● **Figure record extracts**:
- - - - - - -

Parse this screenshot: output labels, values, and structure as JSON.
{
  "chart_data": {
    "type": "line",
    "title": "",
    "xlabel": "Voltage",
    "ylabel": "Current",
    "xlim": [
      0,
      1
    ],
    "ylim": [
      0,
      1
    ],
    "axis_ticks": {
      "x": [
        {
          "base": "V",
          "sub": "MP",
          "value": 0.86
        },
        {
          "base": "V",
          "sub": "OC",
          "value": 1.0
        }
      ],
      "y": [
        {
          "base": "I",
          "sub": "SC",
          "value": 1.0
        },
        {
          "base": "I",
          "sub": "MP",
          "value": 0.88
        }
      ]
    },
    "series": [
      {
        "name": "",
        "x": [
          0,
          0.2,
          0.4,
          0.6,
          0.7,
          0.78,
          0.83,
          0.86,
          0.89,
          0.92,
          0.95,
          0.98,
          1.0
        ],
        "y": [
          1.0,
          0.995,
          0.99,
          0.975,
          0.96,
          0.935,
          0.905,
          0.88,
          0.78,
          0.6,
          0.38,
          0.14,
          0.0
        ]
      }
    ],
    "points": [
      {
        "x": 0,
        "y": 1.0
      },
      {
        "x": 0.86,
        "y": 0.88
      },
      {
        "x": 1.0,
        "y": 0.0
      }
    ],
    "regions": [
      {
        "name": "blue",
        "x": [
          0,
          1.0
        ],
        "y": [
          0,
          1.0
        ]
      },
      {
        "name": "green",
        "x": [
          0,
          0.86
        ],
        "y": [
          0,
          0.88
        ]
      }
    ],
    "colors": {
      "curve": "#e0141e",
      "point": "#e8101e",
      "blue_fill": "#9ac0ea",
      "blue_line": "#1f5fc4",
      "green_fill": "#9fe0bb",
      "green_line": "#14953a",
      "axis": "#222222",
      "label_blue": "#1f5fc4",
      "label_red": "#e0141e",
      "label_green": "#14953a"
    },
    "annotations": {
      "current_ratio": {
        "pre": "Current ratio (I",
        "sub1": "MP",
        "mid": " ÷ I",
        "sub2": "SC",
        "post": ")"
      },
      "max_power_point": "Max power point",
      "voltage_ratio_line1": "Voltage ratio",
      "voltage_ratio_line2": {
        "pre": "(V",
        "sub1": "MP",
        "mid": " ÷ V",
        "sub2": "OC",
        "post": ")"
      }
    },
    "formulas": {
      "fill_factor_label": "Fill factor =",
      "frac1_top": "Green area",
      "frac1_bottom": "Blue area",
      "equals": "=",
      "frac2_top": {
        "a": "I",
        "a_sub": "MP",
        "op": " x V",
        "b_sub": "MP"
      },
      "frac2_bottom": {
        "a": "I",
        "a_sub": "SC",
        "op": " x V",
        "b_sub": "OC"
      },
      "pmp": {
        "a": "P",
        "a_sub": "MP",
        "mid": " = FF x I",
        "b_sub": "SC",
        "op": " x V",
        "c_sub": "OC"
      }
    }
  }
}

- - - - - - -

Write out the entries above word for word.

Parse this screenshot: output labels, values, and structure as JSON.
{
  "chart_data": {
    "type": "line",
    "title": "",
    "xlabel": "Voltage",
    "ylabel": "Current",
    "xlim": [
      0,
      1
    ],
    "ylim": [
      0,
      1
    ],
    "axis_ticks": {
      "x": [
        {
          "base": "V",
          "sub": "MP",
          "value": 0.86
        },
        {
          "base": "V",
          "sub": "OC",
          "value": 1.0
        }
      ],
      "y": [
        {
          "base": "I",
          "sub": "SC",
          "value": 1.0
        },
        {
          "base": "I",
          "sub": "MP",
          "value": 0.88
        }
      ]
    },
    "series": [
      {
        "name": "",
        "x": [
          0,
          0.2,
          0.4,
          0.6,
          0.7,
          0.78,
          0.83,
          0.86,
          0.89,
          0.92,
          0.95,
          0.98,
          1.0
        ],
        "y": [
          1.0,
          0.995,
          0.99,
          0.975,
          0.96,
          0.935,
          0.905,
          0.88,
          0.78,
          0.6,
          0.38,
          0.14,
          0.0
        ]
      }
    ],
    "points": [
      {
        "x": 0,
        "y": 1.0
      },
      {
        "x": 0.86,
        "y": 0.88
      },
      {
        "x": 1.0,
        "y": 0.0
      }
    ],
    "regions": [
      {
        "name": "blue",
        "x": [
          0,
          1.0
        ],
        "y": [
          0,
          1.0
        ]
      },
      {
        "name": "green",
        "x": [
          0,
          0.86
        ],
        "y": [
          0,
          0.88
        ]
      }
    ],
    "colors": {
      "curve": "#e0141e",
      "point": "#e8101e",
      "blue_fill": "#9ac0ea",
      "blue_line": "#1f5fc4",
      "green_fill": "#9fe0bb",
      "green_line": "#14953a",
      "axis": "#222222",
      "label_blue": "#1f5fc4",
      "label_red": "#e0141e",
      "label_green": "#14953a"
    },
    "annotations": {
      "current_ratio": {
        "pre": "Current ratio (I",
        "sub1": "MP",
        "mid": " ÷ I",
        "sub2": "SC",
        "post": ")"
      },
      "max_power_point": "Max power point",
      "voltage_ratio_line1": "Voltage ratio",
      "voltage_ratio_line2": {
        "pre": "(V",
        "sub1": "MP",
        "mid": " ÷ V",
        "sub2": "OC",
        "post": ")"
      }
    },
    "formulas": {
      "fill_factor_label": "Fill factor =",
      "frac1_top": "Green area",
      "frac1_bottom": "Blue area",
      "equals": "=",
      "frac2_top": {
        "a": "I",
        "a_sub": "MP",
        "op": " x V",
        "b_sub": "MP"
      },
      "frac2_bottom": {
        "a": "I",
        "a_sub": "SC",
        "op": " x V",
        "b_sub": "OC"
      },
      "pmp": {
        "a": "P",
        "a_sub": "MP",
        "mid": " = FF x I",
        "b_sub": "SC",
        "op": " x V",
        "c_sub": "OC"
      }
    }
  }
}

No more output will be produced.